→ **DATA TO PROCESS**:

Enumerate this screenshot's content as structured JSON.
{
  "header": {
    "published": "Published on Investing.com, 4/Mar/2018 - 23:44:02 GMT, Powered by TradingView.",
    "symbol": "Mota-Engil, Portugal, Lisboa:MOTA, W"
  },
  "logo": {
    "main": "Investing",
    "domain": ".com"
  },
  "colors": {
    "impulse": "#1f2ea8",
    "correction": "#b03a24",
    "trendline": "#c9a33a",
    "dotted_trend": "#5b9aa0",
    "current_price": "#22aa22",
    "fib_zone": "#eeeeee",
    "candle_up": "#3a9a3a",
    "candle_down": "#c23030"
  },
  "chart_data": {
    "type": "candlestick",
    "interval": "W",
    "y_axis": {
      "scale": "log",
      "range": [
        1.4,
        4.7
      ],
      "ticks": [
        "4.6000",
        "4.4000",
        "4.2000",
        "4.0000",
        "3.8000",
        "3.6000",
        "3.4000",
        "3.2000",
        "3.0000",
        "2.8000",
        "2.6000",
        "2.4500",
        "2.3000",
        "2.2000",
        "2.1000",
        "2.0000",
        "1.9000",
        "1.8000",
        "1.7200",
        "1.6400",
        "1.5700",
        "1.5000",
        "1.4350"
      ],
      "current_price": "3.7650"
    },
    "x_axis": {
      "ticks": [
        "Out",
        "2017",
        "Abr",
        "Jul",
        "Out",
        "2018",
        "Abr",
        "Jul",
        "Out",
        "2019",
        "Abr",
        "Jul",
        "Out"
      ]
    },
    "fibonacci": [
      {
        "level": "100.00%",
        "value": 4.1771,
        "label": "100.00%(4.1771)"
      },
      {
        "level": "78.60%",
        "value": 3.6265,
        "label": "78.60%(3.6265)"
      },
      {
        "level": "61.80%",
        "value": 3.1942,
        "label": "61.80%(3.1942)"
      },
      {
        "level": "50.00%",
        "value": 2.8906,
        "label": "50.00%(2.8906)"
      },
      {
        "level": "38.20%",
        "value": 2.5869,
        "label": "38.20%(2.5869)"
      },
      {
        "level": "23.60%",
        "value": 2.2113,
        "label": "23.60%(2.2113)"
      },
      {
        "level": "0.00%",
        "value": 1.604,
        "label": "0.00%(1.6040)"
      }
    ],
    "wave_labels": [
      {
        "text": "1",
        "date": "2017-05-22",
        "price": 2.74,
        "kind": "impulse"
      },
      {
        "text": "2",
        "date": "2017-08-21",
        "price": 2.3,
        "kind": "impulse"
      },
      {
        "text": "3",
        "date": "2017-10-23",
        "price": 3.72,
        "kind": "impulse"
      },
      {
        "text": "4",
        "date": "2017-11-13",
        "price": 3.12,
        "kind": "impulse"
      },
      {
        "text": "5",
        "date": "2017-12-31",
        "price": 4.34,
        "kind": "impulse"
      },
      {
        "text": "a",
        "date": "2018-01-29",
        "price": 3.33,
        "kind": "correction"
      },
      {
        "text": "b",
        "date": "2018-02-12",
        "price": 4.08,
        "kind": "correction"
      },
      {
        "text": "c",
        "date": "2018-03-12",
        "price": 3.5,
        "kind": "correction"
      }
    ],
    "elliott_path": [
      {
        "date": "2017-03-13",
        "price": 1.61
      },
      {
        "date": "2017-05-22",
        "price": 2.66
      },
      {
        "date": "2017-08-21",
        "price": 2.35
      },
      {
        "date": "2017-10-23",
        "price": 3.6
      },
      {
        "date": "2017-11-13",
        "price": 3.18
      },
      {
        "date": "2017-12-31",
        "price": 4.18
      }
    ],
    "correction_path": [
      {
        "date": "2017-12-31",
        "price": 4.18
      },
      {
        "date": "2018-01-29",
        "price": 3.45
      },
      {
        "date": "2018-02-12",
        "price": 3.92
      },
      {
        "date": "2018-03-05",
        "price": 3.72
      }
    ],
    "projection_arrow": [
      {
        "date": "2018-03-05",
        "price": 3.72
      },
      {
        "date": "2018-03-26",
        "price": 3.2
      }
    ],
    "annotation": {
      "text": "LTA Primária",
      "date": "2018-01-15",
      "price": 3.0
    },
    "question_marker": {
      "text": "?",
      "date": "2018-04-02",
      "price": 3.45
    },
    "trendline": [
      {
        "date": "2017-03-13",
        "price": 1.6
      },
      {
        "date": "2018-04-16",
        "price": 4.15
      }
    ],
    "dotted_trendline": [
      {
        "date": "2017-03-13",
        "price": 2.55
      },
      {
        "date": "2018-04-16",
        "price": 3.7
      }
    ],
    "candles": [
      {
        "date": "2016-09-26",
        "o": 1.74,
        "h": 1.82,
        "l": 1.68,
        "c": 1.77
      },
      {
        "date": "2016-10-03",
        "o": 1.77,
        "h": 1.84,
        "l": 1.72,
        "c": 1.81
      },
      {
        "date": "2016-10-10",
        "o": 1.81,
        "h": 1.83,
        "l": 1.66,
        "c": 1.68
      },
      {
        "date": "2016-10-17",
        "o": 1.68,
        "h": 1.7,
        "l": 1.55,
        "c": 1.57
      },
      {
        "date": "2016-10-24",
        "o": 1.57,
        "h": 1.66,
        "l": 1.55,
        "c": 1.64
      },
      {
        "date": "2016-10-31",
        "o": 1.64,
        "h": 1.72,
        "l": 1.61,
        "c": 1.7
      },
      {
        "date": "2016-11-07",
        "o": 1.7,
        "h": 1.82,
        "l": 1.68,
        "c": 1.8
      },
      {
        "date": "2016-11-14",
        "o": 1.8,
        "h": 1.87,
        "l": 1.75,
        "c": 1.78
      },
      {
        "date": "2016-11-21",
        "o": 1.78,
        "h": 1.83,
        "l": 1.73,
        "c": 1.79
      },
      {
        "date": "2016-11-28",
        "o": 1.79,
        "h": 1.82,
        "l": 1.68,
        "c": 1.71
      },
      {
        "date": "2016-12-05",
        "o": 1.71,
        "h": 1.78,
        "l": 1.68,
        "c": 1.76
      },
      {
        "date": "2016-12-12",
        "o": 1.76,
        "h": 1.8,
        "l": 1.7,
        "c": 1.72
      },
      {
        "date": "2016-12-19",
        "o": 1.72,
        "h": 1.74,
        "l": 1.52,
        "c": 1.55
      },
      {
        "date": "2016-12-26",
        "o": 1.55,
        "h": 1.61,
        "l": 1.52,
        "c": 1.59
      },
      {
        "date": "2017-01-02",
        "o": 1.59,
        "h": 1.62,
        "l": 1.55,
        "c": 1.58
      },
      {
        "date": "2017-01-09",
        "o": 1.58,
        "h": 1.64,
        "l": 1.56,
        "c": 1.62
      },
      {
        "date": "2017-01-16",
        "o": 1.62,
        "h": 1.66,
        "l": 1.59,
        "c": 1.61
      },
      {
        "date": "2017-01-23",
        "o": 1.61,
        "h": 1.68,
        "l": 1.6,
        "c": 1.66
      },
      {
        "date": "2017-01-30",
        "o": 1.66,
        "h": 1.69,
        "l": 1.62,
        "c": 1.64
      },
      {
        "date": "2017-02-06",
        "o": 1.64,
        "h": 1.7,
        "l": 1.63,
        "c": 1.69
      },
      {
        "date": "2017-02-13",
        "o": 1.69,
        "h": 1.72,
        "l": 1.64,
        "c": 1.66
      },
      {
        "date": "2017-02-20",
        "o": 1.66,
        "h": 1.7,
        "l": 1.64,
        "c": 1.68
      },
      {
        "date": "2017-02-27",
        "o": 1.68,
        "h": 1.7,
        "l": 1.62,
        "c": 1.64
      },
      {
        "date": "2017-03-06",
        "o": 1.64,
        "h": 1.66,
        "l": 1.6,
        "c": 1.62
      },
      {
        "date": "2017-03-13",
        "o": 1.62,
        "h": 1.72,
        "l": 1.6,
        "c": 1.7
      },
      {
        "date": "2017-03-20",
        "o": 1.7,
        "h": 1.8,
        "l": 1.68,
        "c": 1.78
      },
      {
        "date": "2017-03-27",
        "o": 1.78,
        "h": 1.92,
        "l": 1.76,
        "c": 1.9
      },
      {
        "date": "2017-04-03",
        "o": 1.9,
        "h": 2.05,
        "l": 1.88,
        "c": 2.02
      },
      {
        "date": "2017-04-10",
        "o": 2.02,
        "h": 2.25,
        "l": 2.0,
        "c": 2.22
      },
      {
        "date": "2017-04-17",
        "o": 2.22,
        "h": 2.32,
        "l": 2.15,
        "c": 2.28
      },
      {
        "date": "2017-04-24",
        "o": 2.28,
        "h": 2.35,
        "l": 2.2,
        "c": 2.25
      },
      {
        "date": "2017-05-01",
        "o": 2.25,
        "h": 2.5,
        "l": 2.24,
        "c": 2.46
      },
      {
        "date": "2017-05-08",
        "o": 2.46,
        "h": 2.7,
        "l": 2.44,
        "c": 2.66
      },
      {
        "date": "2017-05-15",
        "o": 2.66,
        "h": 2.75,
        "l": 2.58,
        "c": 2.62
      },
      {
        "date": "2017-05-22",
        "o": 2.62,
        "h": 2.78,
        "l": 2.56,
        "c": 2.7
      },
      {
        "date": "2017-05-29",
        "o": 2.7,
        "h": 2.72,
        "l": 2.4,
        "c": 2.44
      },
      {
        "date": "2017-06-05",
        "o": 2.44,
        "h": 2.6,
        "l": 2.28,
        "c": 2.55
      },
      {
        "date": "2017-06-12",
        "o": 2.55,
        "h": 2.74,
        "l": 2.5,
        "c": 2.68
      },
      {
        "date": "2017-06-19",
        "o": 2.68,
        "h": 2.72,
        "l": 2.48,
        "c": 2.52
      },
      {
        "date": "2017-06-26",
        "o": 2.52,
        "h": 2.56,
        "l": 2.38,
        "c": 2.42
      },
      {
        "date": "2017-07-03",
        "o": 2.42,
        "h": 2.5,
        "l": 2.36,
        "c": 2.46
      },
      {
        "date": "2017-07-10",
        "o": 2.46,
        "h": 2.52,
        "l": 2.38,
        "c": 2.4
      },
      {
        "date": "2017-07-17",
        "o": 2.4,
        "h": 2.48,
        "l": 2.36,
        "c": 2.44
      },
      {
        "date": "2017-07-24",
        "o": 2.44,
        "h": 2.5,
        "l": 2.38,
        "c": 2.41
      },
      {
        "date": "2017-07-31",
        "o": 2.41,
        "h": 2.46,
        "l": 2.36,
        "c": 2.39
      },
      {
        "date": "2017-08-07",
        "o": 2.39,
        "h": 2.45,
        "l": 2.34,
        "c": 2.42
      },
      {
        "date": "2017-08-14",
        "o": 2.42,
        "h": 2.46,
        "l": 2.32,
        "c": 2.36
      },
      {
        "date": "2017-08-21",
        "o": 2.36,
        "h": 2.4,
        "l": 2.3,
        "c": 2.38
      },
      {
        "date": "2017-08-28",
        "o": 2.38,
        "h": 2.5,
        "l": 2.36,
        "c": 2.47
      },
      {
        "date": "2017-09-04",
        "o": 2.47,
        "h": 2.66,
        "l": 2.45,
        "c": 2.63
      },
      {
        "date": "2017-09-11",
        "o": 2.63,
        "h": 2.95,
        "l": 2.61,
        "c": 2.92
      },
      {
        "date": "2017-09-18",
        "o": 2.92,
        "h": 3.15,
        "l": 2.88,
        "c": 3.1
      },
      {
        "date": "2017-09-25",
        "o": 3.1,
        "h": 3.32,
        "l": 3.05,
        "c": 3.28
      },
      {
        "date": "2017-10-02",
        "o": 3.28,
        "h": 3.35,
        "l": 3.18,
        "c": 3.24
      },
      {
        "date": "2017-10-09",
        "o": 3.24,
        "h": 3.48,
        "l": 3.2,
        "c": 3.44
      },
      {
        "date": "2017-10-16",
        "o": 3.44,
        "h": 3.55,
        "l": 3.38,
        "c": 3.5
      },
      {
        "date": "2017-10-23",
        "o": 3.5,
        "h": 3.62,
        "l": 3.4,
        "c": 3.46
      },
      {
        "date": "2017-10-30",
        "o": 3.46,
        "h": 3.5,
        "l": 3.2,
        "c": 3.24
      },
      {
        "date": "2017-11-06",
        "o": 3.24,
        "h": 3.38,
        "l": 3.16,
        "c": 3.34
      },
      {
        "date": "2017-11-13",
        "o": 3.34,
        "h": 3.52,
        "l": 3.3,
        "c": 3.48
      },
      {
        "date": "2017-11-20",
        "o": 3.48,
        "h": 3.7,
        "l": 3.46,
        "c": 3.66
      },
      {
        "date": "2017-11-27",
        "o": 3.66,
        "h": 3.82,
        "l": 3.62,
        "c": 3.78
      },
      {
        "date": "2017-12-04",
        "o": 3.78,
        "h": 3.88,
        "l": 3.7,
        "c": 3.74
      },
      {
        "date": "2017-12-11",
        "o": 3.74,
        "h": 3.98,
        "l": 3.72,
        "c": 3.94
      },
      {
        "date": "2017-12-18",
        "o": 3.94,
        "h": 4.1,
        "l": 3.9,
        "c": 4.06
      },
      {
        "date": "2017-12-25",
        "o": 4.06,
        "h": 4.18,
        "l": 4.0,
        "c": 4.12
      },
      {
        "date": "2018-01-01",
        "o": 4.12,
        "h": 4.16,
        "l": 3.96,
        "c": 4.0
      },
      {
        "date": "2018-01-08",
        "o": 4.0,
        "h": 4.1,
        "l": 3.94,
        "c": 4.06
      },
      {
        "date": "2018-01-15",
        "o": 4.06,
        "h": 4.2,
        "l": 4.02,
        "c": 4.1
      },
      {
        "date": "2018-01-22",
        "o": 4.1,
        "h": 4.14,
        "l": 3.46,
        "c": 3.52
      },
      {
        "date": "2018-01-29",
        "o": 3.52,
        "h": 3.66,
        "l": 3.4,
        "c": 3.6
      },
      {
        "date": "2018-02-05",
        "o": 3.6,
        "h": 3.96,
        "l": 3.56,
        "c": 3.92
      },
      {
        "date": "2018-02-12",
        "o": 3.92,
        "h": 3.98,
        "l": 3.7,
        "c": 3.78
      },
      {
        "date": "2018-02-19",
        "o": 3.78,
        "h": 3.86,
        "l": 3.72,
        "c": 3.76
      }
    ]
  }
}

→ **TO BE DONE**: Pick out the lines that contain "value" and copy them.

→ **TASK RESULT**:
        "value": 4.1771,
        "value": 3.6265,
        "value": 3.1942,
        "value": 2.8906,
        "value": 2.5869,
        "value": 2.2113,
        "value": 1.604,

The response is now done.